**Stored data**
--- BEGIN ---

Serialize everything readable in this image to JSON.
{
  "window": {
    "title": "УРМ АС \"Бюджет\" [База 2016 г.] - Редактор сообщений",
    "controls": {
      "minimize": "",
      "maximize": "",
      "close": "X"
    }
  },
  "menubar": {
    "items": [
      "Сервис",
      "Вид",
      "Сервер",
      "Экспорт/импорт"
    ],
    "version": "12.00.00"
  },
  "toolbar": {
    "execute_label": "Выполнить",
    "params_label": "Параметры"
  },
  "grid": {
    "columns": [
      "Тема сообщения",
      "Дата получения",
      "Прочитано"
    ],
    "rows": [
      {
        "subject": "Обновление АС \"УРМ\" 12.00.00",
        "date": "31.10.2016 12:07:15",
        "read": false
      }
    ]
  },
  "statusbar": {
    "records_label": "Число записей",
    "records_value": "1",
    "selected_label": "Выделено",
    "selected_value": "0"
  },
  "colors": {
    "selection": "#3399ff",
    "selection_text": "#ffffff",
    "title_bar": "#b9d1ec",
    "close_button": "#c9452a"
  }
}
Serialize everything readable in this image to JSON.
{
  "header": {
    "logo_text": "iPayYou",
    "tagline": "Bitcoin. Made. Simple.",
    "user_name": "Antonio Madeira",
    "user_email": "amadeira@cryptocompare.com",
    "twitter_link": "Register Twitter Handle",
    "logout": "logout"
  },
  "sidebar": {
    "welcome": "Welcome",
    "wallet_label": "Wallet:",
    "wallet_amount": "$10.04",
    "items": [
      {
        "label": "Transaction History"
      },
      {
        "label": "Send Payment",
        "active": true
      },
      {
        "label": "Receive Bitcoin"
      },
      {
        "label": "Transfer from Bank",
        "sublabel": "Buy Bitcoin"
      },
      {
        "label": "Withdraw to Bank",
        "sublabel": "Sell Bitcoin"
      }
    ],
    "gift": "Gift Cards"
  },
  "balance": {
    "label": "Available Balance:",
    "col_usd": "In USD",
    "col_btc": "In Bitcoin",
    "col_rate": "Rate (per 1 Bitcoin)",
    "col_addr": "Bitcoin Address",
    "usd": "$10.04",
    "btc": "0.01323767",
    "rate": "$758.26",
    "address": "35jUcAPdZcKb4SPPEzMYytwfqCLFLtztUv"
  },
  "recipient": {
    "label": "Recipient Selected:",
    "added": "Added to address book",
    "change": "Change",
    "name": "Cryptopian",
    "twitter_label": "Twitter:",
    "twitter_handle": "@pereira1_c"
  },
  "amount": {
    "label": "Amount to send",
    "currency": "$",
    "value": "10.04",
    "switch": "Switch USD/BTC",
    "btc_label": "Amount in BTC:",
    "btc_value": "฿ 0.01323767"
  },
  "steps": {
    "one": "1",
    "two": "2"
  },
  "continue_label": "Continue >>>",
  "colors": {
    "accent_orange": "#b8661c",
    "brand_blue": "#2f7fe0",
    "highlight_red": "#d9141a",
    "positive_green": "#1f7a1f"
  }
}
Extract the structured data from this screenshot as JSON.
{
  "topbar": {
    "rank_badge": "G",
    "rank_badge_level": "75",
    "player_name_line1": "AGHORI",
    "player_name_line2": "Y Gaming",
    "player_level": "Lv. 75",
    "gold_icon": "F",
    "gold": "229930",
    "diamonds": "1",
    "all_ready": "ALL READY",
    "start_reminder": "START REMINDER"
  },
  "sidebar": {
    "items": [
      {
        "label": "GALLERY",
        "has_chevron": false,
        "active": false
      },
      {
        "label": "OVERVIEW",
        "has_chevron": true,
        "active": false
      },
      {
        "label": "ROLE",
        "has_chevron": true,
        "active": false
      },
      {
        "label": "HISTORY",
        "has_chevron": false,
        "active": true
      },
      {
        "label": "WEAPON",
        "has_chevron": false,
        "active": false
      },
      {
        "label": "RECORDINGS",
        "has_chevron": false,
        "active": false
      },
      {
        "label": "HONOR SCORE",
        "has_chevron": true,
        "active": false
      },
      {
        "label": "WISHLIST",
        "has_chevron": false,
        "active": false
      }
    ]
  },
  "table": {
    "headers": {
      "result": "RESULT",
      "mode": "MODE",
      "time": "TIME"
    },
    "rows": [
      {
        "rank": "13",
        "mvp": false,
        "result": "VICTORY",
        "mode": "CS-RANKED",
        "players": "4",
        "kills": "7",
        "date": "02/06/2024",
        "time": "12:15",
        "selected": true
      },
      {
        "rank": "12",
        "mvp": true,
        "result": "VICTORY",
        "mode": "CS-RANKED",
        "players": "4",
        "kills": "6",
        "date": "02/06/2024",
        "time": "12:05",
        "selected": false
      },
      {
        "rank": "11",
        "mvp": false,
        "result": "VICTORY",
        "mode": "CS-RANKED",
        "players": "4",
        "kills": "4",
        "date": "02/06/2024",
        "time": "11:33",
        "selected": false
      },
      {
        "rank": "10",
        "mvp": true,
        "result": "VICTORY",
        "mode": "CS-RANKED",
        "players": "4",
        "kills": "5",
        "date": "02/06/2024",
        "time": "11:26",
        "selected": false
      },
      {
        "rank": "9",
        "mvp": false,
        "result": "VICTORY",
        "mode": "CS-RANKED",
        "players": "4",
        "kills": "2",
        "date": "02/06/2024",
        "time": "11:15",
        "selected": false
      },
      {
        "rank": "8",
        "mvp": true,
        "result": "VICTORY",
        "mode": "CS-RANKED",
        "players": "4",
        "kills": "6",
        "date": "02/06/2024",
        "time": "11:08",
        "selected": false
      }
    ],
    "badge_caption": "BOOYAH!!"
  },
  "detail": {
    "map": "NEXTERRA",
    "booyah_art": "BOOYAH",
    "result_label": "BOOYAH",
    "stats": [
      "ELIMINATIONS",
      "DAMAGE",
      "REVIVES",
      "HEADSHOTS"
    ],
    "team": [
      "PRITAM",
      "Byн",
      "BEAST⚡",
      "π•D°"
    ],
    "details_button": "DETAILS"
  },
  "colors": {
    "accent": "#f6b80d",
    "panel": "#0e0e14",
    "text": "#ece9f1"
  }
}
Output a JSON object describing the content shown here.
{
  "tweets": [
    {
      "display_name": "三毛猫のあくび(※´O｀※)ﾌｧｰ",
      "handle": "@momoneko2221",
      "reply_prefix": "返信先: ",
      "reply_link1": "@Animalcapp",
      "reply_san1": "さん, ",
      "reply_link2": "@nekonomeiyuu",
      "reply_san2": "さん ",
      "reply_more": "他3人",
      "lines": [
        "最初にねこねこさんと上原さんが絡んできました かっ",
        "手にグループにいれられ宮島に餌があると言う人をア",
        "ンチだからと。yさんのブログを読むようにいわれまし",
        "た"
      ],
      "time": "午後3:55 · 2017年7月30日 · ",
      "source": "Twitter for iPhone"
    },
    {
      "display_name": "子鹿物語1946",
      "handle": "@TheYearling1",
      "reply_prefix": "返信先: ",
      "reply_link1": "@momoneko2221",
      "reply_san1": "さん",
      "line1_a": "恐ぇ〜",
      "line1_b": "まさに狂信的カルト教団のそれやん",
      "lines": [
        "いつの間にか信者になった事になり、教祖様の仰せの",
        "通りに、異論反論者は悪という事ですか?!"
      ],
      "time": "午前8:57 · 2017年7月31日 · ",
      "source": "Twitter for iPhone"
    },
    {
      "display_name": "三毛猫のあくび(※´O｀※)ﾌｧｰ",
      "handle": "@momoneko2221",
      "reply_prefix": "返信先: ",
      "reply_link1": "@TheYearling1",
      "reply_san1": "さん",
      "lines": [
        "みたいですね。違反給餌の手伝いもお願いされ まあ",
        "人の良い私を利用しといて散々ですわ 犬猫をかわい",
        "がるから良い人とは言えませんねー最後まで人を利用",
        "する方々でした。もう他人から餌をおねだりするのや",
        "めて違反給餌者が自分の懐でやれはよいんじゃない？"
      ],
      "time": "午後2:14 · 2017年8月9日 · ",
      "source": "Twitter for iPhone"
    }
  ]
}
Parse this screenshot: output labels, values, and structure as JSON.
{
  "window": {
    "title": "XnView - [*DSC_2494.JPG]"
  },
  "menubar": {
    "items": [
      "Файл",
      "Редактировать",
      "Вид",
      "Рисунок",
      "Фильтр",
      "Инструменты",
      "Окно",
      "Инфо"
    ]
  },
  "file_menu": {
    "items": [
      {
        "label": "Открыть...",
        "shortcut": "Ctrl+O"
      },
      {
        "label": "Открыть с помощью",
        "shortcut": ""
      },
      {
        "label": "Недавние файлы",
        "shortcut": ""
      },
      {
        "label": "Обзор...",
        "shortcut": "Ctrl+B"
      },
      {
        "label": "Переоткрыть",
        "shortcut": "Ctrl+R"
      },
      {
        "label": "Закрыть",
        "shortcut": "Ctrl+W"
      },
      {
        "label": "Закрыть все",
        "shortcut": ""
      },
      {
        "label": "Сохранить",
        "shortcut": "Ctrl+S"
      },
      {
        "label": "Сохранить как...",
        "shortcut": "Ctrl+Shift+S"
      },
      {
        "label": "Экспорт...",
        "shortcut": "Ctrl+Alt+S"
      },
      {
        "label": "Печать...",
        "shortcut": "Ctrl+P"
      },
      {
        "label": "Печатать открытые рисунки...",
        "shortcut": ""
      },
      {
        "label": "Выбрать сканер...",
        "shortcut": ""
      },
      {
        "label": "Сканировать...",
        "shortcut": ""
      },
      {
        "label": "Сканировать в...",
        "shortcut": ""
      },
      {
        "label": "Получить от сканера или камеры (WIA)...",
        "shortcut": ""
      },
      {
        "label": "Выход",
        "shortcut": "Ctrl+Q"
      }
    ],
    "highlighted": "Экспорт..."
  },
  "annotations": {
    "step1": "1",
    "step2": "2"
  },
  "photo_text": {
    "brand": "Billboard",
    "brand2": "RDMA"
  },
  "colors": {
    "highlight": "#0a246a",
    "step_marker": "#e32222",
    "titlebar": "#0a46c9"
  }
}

--- END ---

**PROBLEM TO WORK ON**
Look through the material and say how many lines hold "BOOYAH". Give the number only.

**TASK RESULT**
3